:: OBJECTIVE ::
Using the records that follow, copy every line containing the word "Wenn".

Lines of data
_____

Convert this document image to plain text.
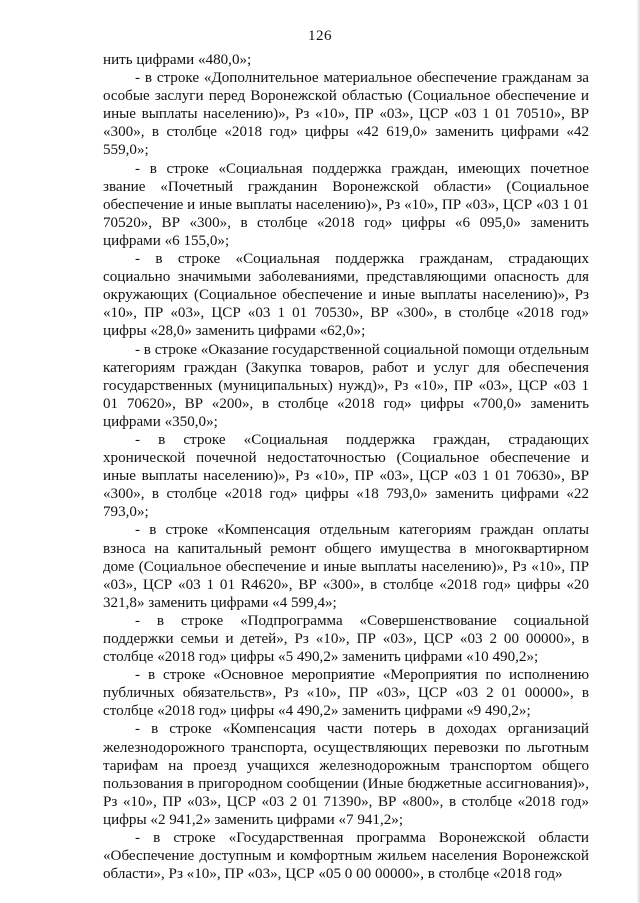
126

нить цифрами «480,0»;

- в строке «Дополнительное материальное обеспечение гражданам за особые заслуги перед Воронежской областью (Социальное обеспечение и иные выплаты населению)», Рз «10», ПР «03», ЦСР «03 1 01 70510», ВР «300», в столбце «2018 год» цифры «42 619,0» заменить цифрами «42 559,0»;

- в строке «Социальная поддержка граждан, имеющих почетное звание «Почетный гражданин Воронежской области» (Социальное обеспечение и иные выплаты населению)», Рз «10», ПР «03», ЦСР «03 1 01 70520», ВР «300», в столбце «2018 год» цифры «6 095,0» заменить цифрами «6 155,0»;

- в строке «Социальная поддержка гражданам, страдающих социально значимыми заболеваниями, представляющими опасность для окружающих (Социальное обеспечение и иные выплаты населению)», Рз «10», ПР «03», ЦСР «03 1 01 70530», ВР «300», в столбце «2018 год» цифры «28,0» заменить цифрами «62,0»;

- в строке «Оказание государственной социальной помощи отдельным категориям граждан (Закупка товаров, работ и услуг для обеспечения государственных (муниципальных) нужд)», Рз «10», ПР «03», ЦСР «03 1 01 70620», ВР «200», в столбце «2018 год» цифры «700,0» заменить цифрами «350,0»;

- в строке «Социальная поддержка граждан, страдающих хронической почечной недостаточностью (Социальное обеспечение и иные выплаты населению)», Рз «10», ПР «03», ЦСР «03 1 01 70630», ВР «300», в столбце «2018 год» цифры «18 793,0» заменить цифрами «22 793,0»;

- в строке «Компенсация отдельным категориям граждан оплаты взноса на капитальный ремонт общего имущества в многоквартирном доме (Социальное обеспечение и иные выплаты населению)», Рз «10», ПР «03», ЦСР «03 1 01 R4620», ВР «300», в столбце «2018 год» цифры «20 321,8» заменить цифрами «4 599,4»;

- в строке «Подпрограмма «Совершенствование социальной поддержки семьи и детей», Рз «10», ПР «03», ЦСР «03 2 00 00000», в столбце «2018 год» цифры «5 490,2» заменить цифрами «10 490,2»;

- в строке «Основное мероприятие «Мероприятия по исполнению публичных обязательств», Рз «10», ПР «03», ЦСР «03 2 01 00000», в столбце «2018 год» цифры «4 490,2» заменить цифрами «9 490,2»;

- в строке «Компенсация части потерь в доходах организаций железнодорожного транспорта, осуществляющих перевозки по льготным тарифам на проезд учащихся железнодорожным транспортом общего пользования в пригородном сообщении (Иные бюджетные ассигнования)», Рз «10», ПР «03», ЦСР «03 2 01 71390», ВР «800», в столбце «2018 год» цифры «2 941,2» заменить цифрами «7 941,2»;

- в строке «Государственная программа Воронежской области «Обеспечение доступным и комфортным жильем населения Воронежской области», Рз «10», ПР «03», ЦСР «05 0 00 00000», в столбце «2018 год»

_____

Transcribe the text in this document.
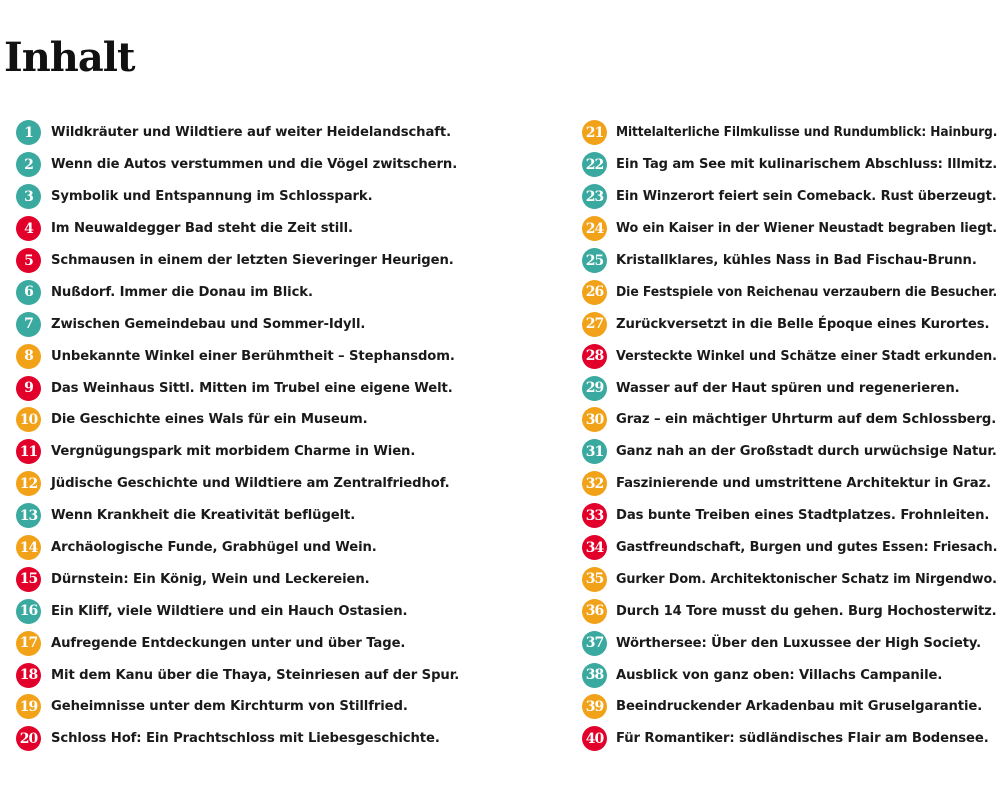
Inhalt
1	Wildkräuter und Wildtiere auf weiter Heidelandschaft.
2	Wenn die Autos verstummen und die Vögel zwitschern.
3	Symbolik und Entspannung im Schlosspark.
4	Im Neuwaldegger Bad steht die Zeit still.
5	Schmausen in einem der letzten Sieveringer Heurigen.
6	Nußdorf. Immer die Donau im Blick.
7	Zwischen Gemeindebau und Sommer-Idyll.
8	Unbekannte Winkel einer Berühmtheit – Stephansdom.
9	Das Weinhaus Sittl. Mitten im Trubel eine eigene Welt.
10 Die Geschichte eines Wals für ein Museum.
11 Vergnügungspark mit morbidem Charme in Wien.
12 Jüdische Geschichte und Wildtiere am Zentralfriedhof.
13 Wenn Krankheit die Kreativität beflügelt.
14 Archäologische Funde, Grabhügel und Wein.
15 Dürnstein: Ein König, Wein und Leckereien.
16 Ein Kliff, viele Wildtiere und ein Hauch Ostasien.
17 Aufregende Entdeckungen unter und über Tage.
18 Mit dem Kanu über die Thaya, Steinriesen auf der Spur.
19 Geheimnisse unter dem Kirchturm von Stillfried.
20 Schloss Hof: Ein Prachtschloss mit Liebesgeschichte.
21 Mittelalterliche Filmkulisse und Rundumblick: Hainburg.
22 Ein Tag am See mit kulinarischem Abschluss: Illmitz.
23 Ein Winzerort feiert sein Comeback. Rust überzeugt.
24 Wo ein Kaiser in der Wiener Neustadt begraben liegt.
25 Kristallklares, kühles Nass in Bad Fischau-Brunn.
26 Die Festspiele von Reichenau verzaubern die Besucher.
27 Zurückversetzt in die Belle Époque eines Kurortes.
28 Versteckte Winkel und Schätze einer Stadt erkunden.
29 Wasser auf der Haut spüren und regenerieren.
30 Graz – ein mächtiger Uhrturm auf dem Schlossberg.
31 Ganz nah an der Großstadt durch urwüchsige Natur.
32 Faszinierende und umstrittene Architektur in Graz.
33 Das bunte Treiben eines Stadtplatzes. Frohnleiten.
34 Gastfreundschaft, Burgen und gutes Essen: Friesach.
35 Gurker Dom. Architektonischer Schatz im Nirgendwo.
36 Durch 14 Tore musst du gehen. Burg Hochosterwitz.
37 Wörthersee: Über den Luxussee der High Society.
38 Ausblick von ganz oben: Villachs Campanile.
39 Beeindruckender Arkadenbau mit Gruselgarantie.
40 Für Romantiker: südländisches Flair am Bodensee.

_____

:: WRITTEN REPLY ::
2	Wenn die Autos verstummen und die Vögel zwitschern.
13 Wenn Krankheit die Kreativität beflügelt.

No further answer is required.